» WORK TO COMPLETE
Reproduce every entry exactly as shown.

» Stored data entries

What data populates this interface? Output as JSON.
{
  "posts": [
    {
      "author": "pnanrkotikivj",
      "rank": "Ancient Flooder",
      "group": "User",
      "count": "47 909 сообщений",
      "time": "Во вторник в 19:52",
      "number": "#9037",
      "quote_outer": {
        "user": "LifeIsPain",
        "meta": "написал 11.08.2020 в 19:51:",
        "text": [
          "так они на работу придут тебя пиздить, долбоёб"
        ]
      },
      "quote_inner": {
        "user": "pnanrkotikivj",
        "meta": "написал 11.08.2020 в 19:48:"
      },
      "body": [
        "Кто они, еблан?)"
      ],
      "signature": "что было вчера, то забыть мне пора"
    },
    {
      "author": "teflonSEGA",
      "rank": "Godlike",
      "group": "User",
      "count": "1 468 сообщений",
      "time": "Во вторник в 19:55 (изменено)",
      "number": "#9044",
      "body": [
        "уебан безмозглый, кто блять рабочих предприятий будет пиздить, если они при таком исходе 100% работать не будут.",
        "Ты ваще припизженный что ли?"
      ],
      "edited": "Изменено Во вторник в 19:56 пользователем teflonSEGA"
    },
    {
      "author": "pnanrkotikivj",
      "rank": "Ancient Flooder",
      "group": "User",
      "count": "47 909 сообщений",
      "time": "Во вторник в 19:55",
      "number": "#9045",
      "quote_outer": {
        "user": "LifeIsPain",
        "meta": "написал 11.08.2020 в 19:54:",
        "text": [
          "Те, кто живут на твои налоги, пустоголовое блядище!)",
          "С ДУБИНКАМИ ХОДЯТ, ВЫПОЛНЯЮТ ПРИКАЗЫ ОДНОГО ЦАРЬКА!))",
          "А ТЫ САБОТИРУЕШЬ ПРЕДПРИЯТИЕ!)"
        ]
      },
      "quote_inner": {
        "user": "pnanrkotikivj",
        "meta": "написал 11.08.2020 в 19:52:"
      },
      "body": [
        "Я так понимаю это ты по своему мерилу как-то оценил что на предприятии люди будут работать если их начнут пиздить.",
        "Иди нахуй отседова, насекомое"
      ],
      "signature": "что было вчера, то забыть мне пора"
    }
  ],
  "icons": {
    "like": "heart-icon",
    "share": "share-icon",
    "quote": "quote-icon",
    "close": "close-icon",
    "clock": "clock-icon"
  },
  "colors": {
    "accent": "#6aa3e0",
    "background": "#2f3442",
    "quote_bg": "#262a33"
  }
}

» SOLUTION
What data populates this interface? Output as JSON.
{
  "posts": [
    {
      "author": "pnanrkotikivj",
      "rank": "Ancient Flooder",
      "group": "User",
      "count": "47 909 сообщений",
      "time": "Во вторник в 19:52",
      "number": "#9037",
      "quote_outer": {
        "user": "LifeIsPain",
        "meta": "написал 11.08.2020 в 19:51:",
        "text": [
          "так они на работу придут тебя пиздить, долбоёб"
        ]
      },
      "quote_inner": {
        "user": "pnanrkotikivj",
        "meta": "написал 11.08.2020 в 19:48:"
      },
      "body": [
        "Кто они, еблан?)"
      ],
      "signature": "что было вчера, то забыть мне пора"
    },
    {
      "author": "teflonSEGA",
      "rank": "Godlike",
      "group": "User",
      "count": "1 468 сообщений",
      "time": "Во вторник в 19:55 (изменено)",
      "number": "#9044",
      "body": [
        "уебан безмозглый, кто блять рабочих предприятий будет пиздить, если они при таком исходе 100% работать не будут.",
        "Ты ваще припизженный что ли?"
      ],
      "edited": "Изменено Во вторник в 19:56 пользователем teflonSEGA"
    },
    {
      "author": "pnanrkotikivj",
      "rank": "Ancient Flooder",
      "group": "User",
      "count": "47 909 сообщений",
      "time": "Во вторник в 19:55",
      "number": "#9045",
      "quote_outer": {
        "user": "LifeIsPain",
        "meta": "написал 11.08.2020 в 19:54:",
        "text": [
          "Те, кто живут на твои налоги, пустоголовое блядище!)",
          "С ДУБИНКАМИ ХОДЯТ, ВЫПОЛНЯЮТ ПРИКАЗЫ ОДНОГО ЦАРЬКА!))",
          "А ТЫ САБОТИРУЕШЬ ПРЕДПРИЯТИЕ!)"
        ]
      },
      "quote_inner": {
        "user": "pnanrkotikivj",
        "meta": "написал 11.08.2020 в 19:52:"
      },
      "body": [
        "Я так понимаю это ты по своему мерилу как-то оценил что на предприятии люди будут работать если их начнут пиздить.",
        "Иди нахуй отседова, насекомое"
      ],
      "signature": "что было вчера, то забыть мне пора"
    }
  ],
  "icons": {
    "like": "heart-icon",
    "share": "share-icon",
    "quote": "quote-icon",
    "close": "close-icon",
    "clock": "clock-icon"
  },
  "colors": {
    "accent": "#6aa3e0",
    "background": "#2f3442",
    "quote_bg": "#262a33"
  }
}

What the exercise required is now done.